Task to carry out: Lines that contain the string "jest" are to be copied; leave out all others.

Recorded data:
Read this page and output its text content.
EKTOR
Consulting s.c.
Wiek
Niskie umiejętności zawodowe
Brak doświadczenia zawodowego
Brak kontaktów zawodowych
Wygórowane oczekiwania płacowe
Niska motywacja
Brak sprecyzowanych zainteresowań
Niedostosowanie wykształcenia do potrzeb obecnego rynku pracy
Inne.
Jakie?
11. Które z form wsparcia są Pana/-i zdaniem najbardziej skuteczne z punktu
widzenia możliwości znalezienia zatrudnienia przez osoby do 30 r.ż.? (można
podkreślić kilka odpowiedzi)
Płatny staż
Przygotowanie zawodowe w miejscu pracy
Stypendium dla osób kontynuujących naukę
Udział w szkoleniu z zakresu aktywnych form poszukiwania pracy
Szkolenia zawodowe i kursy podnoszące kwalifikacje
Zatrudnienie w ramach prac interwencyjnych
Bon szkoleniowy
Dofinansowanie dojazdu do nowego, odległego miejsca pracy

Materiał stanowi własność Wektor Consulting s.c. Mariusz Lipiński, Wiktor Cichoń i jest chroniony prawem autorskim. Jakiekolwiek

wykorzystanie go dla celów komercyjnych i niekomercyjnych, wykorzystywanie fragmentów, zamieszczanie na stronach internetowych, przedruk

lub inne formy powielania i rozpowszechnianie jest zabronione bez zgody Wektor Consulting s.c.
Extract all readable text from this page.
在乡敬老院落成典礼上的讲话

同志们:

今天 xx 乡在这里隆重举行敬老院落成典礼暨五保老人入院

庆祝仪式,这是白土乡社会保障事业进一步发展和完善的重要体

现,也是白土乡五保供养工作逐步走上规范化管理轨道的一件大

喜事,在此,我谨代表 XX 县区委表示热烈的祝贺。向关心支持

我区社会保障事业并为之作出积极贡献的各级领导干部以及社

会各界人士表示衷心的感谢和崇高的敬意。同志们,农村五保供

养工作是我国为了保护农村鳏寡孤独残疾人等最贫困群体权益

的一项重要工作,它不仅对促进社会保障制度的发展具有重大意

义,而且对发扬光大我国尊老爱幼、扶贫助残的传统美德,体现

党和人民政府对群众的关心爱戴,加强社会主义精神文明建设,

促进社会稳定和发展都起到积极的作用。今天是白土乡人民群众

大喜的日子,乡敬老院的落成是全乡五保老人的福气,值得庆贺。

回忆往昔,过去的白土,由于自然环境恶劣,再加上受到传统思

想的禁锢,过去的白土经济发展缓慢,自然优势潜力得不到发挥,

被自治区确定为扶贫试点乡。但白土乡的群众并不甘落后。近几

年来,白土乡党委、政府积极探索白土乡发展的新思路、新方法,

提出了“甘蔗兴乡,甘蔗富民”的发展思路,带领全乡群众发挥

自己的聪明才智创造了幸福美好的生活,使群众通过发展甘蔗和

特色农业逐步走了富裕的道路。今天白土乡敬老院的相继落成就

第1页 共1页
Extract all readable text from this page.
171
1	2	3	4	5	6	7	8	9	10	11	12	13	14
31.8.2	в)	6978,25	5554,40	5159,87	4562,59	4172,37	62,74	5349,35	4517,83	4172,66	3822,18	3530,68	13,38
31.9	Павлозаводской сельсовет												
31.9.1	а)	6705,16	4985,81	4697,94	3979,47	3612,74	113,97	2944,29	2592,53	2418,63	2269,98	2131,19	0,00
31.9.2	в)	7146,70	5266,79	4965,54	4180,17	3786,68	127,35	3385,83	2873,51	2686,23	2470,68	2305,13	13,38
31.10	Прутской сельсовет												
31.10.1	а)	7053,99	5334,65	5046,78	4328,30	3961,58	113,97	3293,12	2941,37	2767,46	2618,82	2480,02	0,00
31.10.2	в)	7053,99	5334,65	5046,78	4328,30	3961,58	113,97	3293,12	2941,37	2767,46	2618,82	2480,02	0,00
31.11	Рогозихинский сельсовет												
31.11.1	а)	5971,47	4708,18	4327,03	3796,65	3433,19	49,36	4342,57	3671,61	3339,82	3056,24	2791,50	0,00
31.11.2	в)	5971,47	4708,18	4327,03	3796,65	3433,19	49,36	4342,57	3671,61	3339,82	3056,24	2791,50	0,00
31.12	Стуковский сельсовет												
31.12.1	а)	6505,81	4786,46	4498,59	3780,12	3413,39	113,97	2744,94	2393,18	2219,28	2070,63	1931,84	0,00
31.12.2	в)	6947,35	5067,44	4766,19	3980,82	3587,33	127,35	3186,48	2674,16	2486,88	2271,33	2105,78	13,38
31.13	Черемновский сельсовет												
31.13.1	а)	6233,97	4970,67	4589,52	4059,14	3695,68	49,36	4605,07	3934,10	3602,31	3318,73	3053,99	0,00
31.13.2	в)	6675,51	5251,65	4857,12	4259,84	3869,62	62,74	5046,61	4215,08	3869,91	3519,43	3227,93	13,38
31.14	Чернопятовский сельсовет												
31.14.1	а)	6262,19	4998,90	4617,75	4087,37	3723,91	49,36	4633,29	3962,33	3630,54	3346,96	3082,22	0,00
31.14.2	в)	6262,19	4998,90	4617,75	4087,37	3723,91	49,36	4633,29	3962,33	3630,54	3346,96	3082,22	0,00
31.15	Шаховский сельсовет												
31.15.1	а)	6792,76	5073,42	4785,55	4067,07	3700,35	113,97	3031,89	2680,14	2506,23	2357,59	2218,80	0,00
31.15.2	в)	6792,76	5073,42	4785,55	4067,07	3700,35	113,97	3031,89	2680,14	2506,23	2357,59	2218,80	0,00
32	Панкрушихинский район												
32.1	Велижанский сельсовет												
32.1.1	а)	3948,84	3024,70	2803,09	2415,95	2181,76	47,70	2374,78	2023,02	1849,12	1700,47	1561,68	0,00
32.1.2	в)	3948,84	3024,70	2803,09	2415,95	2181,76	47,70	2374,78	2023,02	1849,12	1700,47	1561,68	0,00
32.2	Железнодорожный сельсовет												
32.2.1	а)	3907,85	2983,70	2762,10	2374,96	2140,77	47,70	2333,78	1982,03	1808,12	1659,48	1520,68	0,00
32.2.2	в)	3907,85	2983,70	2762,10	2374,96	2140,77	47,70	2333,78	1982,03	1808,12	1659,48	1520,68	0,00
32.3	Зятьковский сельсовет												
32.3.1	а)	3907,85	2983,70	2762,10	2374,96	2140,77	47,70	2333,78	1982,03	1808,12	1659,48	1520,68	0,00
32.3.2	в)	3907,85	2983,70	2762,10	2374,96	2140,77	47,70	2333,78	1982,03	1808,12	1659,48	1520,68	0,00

Solution for this exercise:
Materiał stanowi własność Wektor Consulting s.c. Mariusz Lipiński, Wiktor Cichoń i jest chroniony prawem autorskim. Jakiekolwiek
lub inne formy powielania i rozpowszechnianie jest zabronione bez zgody Wektor Consulting s.c.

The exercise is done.